--- START ---

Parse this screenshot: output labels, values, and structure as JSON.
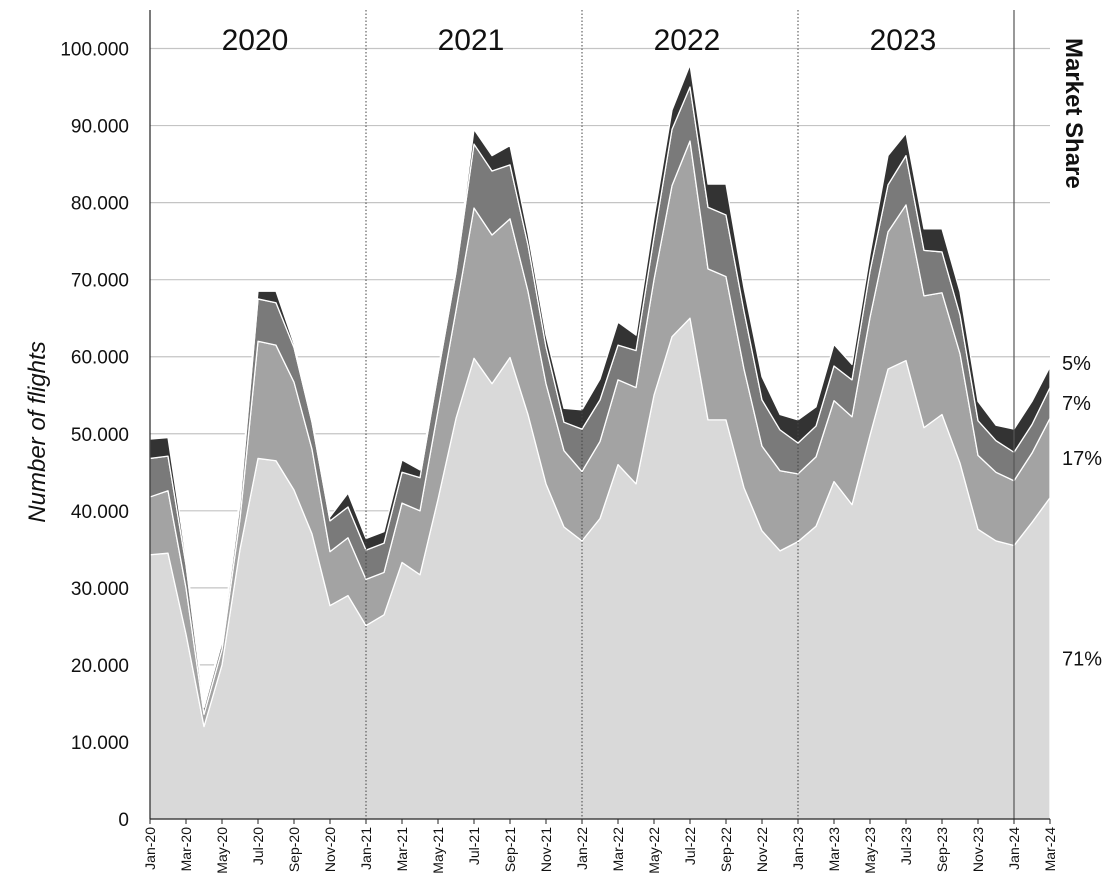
{
  "chart_data": {
    "type": "area",
    "stacked": true,
    "title": "",
    "xlabel": "",
    "ylabel": "Number of flights",
    "ylim": [
      0,
      105000
    ],
    "yticks": [
      0,
      10000,
      20000,
      30000,
      40000,
      50000,
      60000,
      70000,
      80000,
      90000,
      100000
    ],
    "ytick_labels": [
      "0",
      "10.000",
      "20.000",
      "30.000",
      "40.000",
      "50.000",
      "60.000",
      "70.000",
      "80.000",
      "90.000",
      "100.000"
    ],
    "grid": "horizontal",
    "x": [
      "Jan-20",
      "Feb-20",
      "Mar-20",
      "Apr-20",
      "May-20",
      "Jun-20",
      "Jul-20",
      "Aug-20",
      "Sep-20",
      "Oct-20",
      "Nov-20",
      "Dec-20",
      "Jan-21",
      "Feb-21",
      "Mar-21",
      "Apr-21",
      "May-21",
      "Jun-21",
      "Jul-21",
      "Aug-21",
      "Sep-21",
      "Oct-21",
      "Nov-21",
      "Dec-21",
      "Jan-22",
      "Feb-22",
      "Mar-22",
      "Apr-22",
      "May-22",
      "Jun-22",
      "Jul-22",
      "Aug-22",
      "Sep-22",
      "Oct-22",
      "Nov-22",
      "Dec-22",
      "Jan-23",
      "Feb-23",
      "Mar-23",
      "Apr-23",
      "May-23",
      "Jun-23",
      "Jul-23",
      "Aug-23",
      "Sep-23",
      "Oct-23",
      "Nov-23",
      "Dec-23",
      "Jan-24",
      "Feb-24",
      "Mar-24"
    ],
    "x_tick_labels": [
      "Jan-20",
      "Mar-20",
      "May-20",
      "Jul-20",
      "Sep-20",
      "Nov-20",
      "Jan-21",
      "Mar-21",
      "May-21",
      "Jul-21",
      "Sep-21",
      "Nov-21",
      "Jan-22",
      "Mar-22",
      "May-22",
      "Jul-22",
      "Sep-22",
      "Nov-22",
      "Jan-23",
      "Mar-23",
      "May-23",
      "Jul-23",
      "Sep-23",
      "Nov-23",
      "Jan-24",
      "Mar-24"
    ],
    "year_labels": [
      {
        "label": "2020",
        "center": "Jul-20"
      },
      {
        "label": "2021",
        "center": "Jul-21"
      },
      {
        "label": "2022",
        "center": "Jul-22"
      },
      {
        "label": "2023",
        "center": "Jul-23"
      }
    ],
    "year_dividers": [
      "Jan-21",
      "Jan-22",
      "Jan-23",
      "Jan-24"
    ],
    "series": [
      {
        "share_label": "71%",
        "color": "#d9d9d9",
        "values": [
          34300,
          34500,
          24000,
          12000,
          20000,
          35000,
          46800,
          46500,
          42700,
          37000,
          27700,
          29000,
          25100,
          26500,
          33300,
          31700,
          41500,
          52000,
          59800,
          56500,
          59900,
          52500,
          43500,
          37900,
          36100,
          39000,
          46000,
          43500,
          55000,
          62600,
          65000,
          51800,
          51800,
          43000,
          37400,
          34800,
          36000,
          38000,
          43800,
          40800,
          49800,
          58400,
          59500,
          50800,
          52500,
          46200,
          37600,
          36100,
          35500,
          38500,
          41700
        ]
      },
      {
        "share_label": "17%",
        "color": "#a3a3a3",
        "values": [
          7500,
          8100,
          6000,
          1600,
          2000,
          4000,
          15200,
          15000,
          14000,
          11000,
          7000,
          7500,
          6000,
          5500,
          7700,
          8300,
          11500,
          14000,
          19500,
          19300,
          18000,
          16000,
          13000,
          9900,
          9000,
          10000,
          11000,
          12500,
          15000,
          19600,
          23000,
          19600,
          18600,
          15400,
          11000,
          10400,
          8800,
          9000,
          10500,
          11400,
          15300,
          17800,
          20200,
          17100,
          15800,
          14200,
          9600,
          8900,
          8400,
          9000,
          10300
        ]
      },
      {
        "share_label": "7%",
        "color": "#7a7a7a",
        "values": [
          5000,
          4500,
          3000,
          900,
          1000,
          2000,
          5500,
          5500,
          4500,
          3500,
          4000,
          4000,
          3800,
          3800,
          4000,
          4300,
          4800,
          5000,
          8300,
          8300,
          7000,
          6000,
          4800,
          3700,
          5500,
          5400,
          4500,
          4800,
          5500,
          7300,
          7000,
          8000,
          8000,
          7500,
          6000,
          5300,
          4000,
          4000,
          4500,
          4800,
          6000,
          6100,
          6400,
          5900,
          5300,
          5000,
          4500,
          4100,
          3700,
          3700,
          4000
        ]
      },
      {
        "share_label": "5%",
        "color": "#333333",
        "values": [
          2500,
          2400,
          1000,
          400,
          500,
          1000,
          1000,
          1500,
          500,
          500,
          500,
          1800,
          1500,
          1500,
          1600,
          1000,
          500,
          500,
          1900,
          2000,
          2500,
          1500,
          1500,
          1800,
          2500,
          2700,
          3000,
          2000,
          2500,
          2500,
          2900,
          3000,
          4000,
          3000,
          3000,
          2000,
          3000,
          2500,
          2800,
          2000,
          2200,
          3800,
          2900,
          2800,
          3000,
          3000,
          2500,
          2000,
          3000,
          3000,
          2700
        ]
      }
    ],
    "share_title": "Market Share"
  }
}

--- END ---

WRITTEN REQUEST: Give every record again exactly, apart from the pictures, which stay out.

RESPONSE BELOW:
Parse this screenshot: output labels, values, and structure as JSON.
{
  "chart_data": {
    "type": "area",
    "stacked": true,
    "title": "",
    "xlabel": "",
    "ylabel": "Number of flights",
    "ylim": [
      0,
      105000
    ],
    "yticks": [
      0,
      10000,
      20000,
      30000,
      40000,
      50000,
      60000,
      70000,
      80000,
      90000,
      100000
    ],
    "ytick_labels": [
      "0",
      "10.000",
      "20.000",
      "30.000",
      "40.000",
      "50.000",
      "60.000",
      "70.000",
      "80.000",
      "90.000",
      "100.000"
    ],
    "grid": "horizontal",
    "x": [
      "Jan-20",
      "Feb-20",
      "Mar-20",
      "Apr-20",
      "May-20",
      "Jun-20",
      "Jul-20",
      "Aug-20",
      "Sep-20",
      "Oct-20",
      "Nov-20",
      "Dec-20",
      "Jan-21",
      "Feb-21",
      "Mar-21",
      "Apr-21",
      "May-21",
      "Jun-21",
      "Jul-21",
      "Aug-21",
      "Sep-21",
      "Oct-21",
      "Nov-21",
      "Dec-21",
      "Jan-22",
      "Feb-22",
      "Mar-22",
      "Apr-22",
      "May-22",
      "Jun-22",
      "Jul-22",
      "Aug-22",
      "Sep-22",
      "Oct-22",
      "Nov-22",
      "Dec-22",
      "Jan-23",
      "Feb-23",
      "Mar-23",
      "Apr-23",
      "May-23",
      "Jun-23",
      "Jul-23",
      "Aug-23",
      "Sep-23",
      "Oct-23",
      "Nov-23",
      "Dec-23",
      "Jan-24",
      "Feb-24",
      "Mar-24"
    ],
    "x_tick_labels": [
      "Jan-20",
      "Mar-20",
      "May-20",
      "Jul-20",
      "Sep-20",
      "Nov-20",
      "Jan-21",
      "Mar-21",
      "May-21",
      "Jul-21",
      "Sep-21",
      "Nov-21",
      "Jan-22",
      "Mar-22",
      "May-22",
      "Jul-22",
      "Sep-22",
      "Nov-22",
      "Jan-23",
      "Mar-23",
      "May-23",
      "Jul-23",
      "Sep-23",
      "Nov-23",
      "Jan-24",
      "Mar-24"
    ],
    "year_labels": [
      {
        "label": "2020",
        "center": "Jul-20"
      },
      {
        "label": "2021",
        "center": "Jul-21"
      },
      {
        "label": "2022",
        "center": "Jul-22"
      },
      {
        "label": "2023",
        "center": "Jul-23"
      }
    ],
    "year_dividers": [
      "Jan-21",
      "Jan-22",
      "Jan-23",
      "Jan-24"
    ],
    "series": [
      {
        "share_label": "71%",
        "color": "#d9d9d9",
        "values": [
          34300,
          34500,
          24000,
          12000,
          20000,
          35000,
          46800,
          46500,
          42700,
          37000,
          27700,
          29000,
          25100,
          26500,
          33300,
          31700,
          41500,
          52000,
          59800,
          56500,
          59900,
          52500,
          43500,
          37900,
          36100,
          39000,
          46000,
          43500,
          55000,
          62600,
          65000,
          51800,
          51800,
          43000,
          37400,
          34800,
          36000,
          38000,
          43800,
          40800,
          49800,
          58400,
          59500,
          50800,
          52500,
          46200,
          37600,
          36100,
          35500,
          38500,
          41700
        ]
      },
      {
        "share_label": "17%",
        "color": "#a3a3a3",
        "values": [
          7500,
          8100,
          6000,
          1600,
          2000,
          4000,
          15200,
          15000,
          14000,
          11000,
          7000,
          7500,
          6000,
          5500,
          7700,
          8300,
          11500,
          14000,
          19500,
          19300,
          18000,
          16000,
          13000,
          9900,
          9000,
          10000,
          11000,
          12500,
          15000,
          19600,
          23000,
          19600,
          18600,
          15400,
          11000,
          10400,
          8800,
          9000,
          10500,
          11400,
          15300,
          17800,
          20200,
          17100,
          15800,
          14200,
          9600,
          8900,
          8400,
          9000,
          10300
        ]
      },
      {
        "share_label": "7%",
        "color": "#7a7a7a",
        "values": [
          5000,
          4500,
          3000,
          900,
          1000,
          2000,
          5500,
          5500,
          4500,
          3500,
          4000,
          4000,
          3800,
          3800,
          4000,
          4300,
          4800,
          5000,
          8300,
          8300,
          7000,
          6000,
          4800,
          3700,
          5500,
          5400,
          4500,
          4800,
          5500,
          7300,
          7000,
          8000,
          8000,
          7500,
          6000,
          5300,
          4000,
          4000,
          4500,
          4800,
          6000,
          6100,
          6400,
          5900,
          5300,
          5000,
          4500,
          4100,
          3700,
          3700,
          4000
        ]
      },
      {
        "share_label": "5%",
        "color": "#333333",
        "values": [
          2500,
          2400,
          1000,
          400,
          500,
          1000,
          1000,
          1500,
          500,
          500,
          500,
          1800,
          1500,
          1500,
          1600,
          1000,
          500,
          500,
          1900,
          2000,
          2500,
          1500,
          1500,
          1800,
          2500,
          2700,
          3000,
          2000,
          2500,
          2500,
          2900,
          3000,
          4000,
          3000,
          3000,
          2000,
          3000,
          2500,
          2800,
          2000,
          2200,
          3800,
          2900,
          2800,
          3000,
          3000,
          2500,
          2000,
          3000,
          3000,
          2700
        ]
      }
    ],
    "share_title": "Market Share"
  }
}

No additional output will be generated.